Task description —
Answer with one number only: the number of lines that include the word "icon".
###
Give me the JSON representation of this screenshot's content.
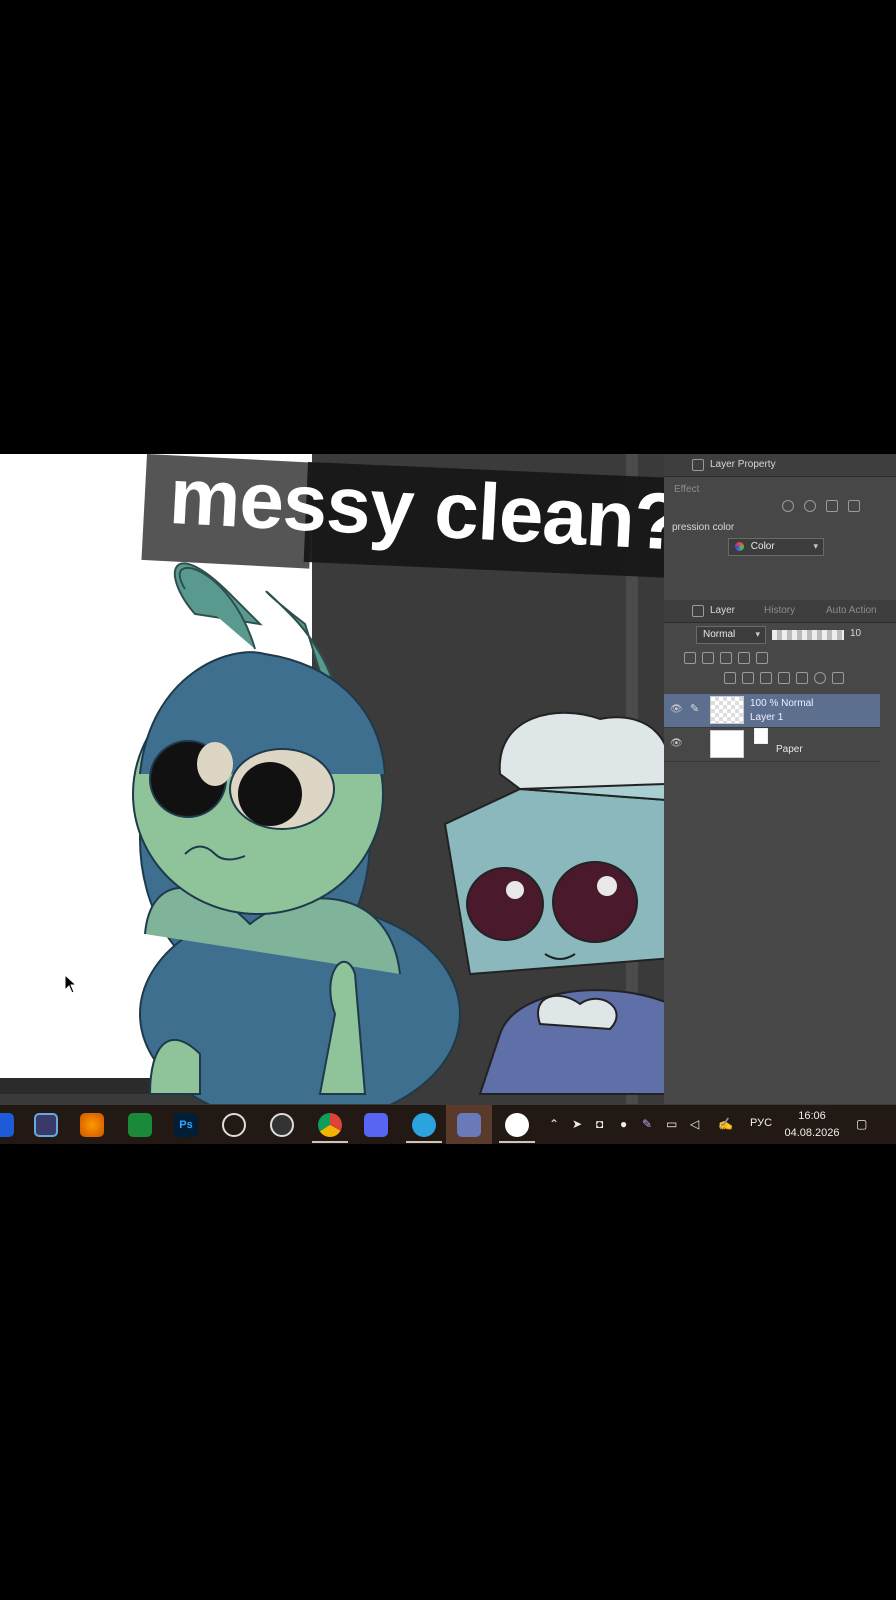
{
  "overlay": {
    "title": "messy clean?"
  },
  "panel": {
    "property_tab": "Layer Property",
    "effect_label": "Effect",
    "expression_label": "pression color",
    "expression_value": "Color",
    "layer_tab": "Layer",
    "history_tab": "History",
    "auto_action_tab": "Auto Action",
    "blend_mode": "Normal",
    "opacity_value": "10",
    "layers": [
      {
        "meta": "100 % Normal",
        "name": "Layer 1"
      },
      {
        "name": "Paper"
      }
    ]
  },
  "taskbar": {
    "language": "РУС",
    "time": "16:06",
    "date": "04.08.2026",
    "apps": [
      "premiere-icon",
      "fl-studio-icon",
      "app-green-icon",
      "photoshop-icon",
      "obs-webcam-icon",
      "obs-icon",
      "chrome-icon",
      "discord-icon",
      "telegram-icon",
      "app-active-icon",
      "clip-studio-icon"
    ]
  },
  "colors": {
    "caterpillar_body": "#8fc39a",
    "caterpillar_blue": "#3f6f8f",
    "tissue_box": "#8ab8bd",
    "eye_dark": "#4a1a2c",
    "layer_selected": "#5c6f8e"
  }
}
###
Answer to this exercise —
11